Supplied records ->
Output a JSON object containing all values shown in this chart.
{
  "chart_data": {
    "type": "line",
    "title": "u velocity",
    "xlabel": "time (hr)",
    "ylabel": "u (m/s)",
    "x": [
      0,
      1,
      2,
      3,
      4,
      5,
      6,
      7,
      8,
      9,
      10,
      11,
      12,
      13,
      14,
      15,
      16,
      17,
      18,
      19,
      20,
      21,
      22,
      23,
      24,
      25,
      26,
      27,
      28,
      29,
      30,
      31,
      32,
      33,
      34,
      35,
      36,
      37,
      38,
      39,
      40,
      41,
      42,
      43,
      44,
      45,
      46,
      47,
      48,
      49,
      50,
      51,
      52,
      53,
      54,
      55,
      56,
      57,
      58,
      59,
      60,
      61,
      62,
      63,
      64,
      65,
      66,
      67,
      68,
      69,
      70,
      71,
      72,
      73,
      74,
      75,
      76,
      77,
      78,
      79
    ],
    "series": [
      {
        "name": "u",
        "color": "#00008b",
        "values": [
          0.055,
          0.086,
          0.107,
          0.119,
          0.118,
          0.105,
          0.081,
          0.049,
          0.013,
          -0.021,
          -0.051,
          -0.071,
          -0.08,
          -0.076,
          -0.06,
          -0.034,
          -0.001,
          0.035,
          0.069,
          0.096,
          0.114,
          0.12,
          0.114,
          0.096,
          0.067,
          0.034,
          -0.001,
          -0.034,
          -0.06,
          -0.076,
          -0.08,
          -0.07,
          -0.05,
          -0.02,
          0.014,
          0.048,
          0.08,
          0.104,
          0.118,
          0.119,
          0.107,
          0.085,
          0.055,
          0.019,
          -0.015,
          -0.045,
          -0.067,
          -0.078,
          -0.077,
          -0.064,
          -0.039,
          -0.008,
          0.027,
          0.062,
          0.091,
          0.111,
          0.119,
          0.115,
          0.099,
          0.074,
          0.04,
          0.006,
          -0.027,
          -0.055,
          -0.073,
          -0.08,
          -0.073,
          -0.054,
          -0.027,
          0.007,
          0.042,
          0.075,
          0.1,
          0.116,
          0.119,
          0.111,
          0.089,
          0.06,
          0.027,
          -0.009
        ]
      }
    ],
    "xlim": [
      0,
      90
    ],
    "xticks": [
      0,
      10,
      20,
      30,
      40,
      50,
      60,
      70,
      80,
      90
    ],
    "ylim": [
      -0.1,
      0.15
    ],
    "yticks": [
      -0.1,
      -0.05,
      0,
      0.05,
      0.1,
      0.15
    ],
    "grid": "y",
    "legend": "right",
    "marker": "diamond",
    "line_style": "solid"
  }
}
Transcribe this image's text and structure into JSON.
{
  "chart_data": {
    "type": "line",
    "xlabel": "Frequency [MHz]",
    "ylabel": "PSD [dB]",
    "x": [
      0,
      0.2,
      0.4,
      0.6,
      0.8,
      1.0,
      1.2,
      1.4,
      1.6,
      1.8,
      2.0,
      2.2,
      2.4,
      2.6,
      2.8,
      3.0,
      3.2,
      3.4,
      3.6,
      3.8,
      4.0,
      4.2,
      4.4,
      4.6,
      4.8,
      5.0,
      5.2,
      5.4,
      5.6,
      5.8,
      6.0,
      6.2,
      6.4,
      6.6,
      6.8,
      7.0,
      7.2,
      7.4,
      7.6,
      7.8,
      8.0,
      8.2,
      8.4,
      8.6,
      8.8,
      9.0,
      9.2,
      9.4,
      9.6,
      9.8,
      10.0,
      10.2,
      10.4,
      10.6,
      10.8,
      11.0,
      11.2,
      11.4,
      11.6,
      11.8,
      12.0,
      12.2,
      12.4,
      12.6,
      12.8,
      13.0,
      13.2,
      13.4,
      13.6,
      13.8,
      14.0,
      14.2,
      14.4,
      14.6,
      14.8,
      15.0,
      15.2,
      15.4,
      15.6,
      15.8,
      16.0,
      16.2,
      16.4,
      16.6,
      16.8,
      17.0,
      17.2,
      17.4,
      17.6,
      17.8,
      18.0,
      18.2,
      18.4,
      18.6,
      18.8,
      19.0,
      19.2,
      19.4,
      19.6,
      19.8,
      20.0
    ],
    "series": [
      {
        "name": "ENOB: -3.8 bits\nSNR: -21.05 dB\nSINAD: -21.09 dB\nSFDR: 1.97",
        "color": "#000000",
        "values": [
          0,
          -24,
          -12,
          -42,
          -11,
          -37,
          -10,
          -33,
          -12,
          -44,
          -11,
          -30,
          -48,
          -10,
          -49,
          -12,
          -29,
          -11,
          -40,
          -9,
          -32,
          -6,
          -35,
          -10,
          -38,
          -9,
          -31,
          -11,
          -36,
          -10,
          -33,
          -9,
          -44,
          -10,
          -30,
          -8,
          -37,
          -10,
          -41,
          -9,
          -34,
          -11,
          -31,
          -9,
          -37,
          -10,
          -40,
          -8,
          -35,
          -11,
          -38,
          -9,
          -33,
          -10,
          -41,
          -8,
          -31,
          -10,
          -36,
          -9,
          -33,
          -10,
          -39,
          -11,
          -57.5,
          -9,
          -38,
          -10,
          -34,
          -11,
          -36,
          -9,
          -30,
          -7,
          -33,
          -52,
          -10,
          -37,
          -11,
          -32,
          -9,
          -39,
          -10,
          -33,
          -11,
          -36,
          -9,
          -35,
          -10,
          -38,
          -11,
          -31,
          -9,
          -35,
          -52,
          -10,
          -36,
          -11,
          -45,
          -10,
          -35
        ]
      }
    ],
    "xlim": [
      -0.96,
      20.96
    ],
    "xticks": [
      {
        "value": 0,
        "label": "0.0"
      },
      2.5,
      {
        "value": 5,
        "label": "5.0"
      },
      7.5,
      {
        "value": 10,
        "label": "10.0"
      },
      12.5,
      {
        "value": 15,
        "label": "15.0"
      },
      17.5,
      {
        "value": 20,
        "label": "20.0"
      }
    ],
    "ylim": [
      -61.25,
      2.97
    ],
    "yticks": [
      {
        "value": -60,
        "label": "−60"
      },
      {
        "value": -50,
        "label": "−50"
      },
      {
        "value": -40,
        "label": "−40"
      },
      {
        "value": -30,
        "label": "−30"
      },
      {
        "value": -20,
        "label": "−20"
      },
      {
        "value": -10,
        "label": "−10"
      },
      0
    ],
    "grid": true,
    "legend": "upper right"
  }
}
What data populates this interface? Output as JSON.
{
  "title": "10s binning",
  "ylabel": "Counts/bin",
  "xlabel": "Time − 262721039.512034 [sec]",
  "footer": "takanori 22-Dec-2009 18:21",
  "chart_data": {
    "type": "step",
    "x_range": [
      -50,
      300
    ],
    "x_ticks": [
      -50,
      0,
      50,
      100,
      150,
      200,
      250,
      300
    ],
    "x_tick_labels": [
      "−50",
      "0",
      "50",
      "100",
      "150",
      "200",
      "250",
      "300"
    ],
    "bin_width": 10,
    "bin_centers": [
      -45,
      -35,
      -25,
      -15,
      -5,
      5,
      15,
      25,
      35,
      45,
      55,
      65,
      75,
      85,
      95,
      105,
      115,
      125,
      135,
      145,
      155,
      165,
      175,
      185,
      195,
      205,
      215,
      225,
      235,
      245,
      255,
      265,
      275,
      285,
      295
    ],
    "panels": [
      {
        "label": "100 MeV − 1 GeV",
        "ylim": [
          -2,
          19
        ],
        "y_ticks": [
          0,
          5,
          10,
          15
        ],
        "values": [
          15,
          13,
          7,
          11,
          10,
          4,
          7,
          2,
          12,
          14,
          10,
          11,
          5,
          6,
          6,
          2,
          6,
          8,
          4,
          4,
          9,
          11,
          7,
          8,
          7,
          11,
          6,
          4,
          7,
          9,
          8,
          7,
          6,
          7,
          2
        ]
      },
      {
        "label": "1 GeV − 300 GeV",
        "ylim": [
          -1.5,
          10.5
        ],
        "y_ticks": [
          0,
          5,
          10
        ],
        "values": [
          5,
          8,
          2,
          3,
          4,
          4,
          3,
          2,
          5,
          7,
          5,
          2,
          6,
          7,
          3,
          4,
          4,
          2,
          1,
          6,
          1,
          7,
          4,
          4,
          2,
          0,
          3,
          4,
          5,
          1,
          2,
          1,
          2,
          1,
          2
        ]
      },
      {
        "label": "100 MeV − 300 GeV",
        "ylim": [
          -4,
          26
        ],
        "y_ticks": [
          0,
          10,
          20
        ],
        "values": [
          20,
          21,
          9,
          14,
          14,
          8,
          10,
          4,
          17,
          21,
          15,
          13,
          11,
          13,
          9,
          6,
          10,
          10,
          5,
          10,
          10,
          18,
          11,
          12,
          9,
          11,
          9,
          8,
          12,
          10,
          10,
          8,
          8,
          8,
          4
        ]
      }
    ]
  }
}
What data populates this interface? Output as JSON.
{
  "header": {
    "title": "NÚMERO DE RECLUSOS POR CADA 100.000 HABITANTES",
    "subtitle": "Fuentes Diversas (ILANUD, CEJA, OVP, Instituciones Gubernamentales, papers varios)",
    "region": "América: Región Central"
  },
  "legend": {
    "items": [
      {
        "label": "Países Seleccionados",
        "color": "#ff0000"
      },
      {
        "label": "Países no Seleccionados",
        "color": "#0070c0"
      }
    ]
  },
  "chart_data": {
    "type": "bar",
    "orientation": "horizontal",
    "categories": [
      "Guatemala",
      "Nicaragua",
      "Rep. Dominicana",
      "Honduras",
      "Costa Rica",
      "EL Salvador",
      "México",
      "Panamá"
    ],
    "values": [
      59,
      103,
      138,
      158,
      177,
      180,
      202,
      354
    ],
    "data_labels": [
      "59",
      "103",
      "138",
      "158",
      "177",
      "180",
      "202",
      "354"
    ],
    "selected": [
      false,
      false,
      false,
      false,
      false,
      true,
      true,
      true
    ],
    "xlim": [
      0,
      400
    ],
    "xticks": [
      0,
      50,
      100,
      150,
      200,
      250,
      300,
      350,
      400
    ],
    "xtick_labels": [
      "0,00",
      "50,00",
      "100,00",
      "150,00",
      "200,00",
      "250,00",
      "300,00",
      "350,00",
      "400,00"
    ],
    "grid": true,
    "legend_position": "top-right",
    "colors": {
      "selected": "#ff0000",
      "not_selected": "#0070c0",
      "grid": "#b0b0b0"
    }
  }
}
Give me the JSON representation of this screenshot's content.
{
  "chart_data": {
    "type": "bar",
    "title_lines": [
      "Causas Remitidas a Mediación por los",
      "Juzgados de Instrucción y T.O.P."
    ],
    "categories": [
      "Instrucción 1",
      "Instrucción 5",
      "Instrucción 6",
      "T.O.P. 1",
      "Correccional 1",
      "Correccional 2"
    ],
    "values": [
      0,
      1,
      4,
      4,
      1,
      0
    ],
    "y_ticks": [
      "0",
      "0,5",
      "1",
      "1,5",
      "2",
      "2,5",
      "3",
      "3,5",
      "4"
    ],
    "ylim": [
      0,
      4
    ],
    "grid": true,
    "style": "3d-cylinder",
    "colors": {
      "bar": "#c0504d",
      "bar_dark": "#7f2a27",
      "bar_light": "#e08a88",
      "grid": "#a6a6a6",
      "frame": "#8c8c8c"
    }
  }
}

Work to be completed ->
Set down, unchanged, the line that contains "Give me the" together with every later line in the records, through the last one.

Final result ->
Give me the JSON representation of this screenshot's content.
{
  "chart_data": {
    "type": "bar",
    "title_lines": [
      "Causas Remitidas a Mediación por los",
      "Juzgados de Instrucción y T.O.P."
    ],
    "categories": [
      "Instrucción 1",
      "Instrucción 5",
      "Instrucción 6",
      "T.O.P. 1",
      "Correccional 1",
      "Correccional 2"
    ],
    "values": [
      0,
      1,
      4,
      4,
      1,
      0
    ],
    "y_ticks": [
      "0",
      "0,5",
      "1",
      "1,5",
      "2",
      "2,5",
      "3",
      "3,5",
      "4"
    ],
    "ylim": [
      0,
      4
    ],
    "grid": true,
    "style": "3d-cylinder",
    "colors": {
      "bar": "#c0504d",
      "bar_dark": "#7f2a27",
      "bar_light": "#e08a88",
      "grid": "#a6a6a6",
      "frame": "#8c8c8c"
    }
  }
}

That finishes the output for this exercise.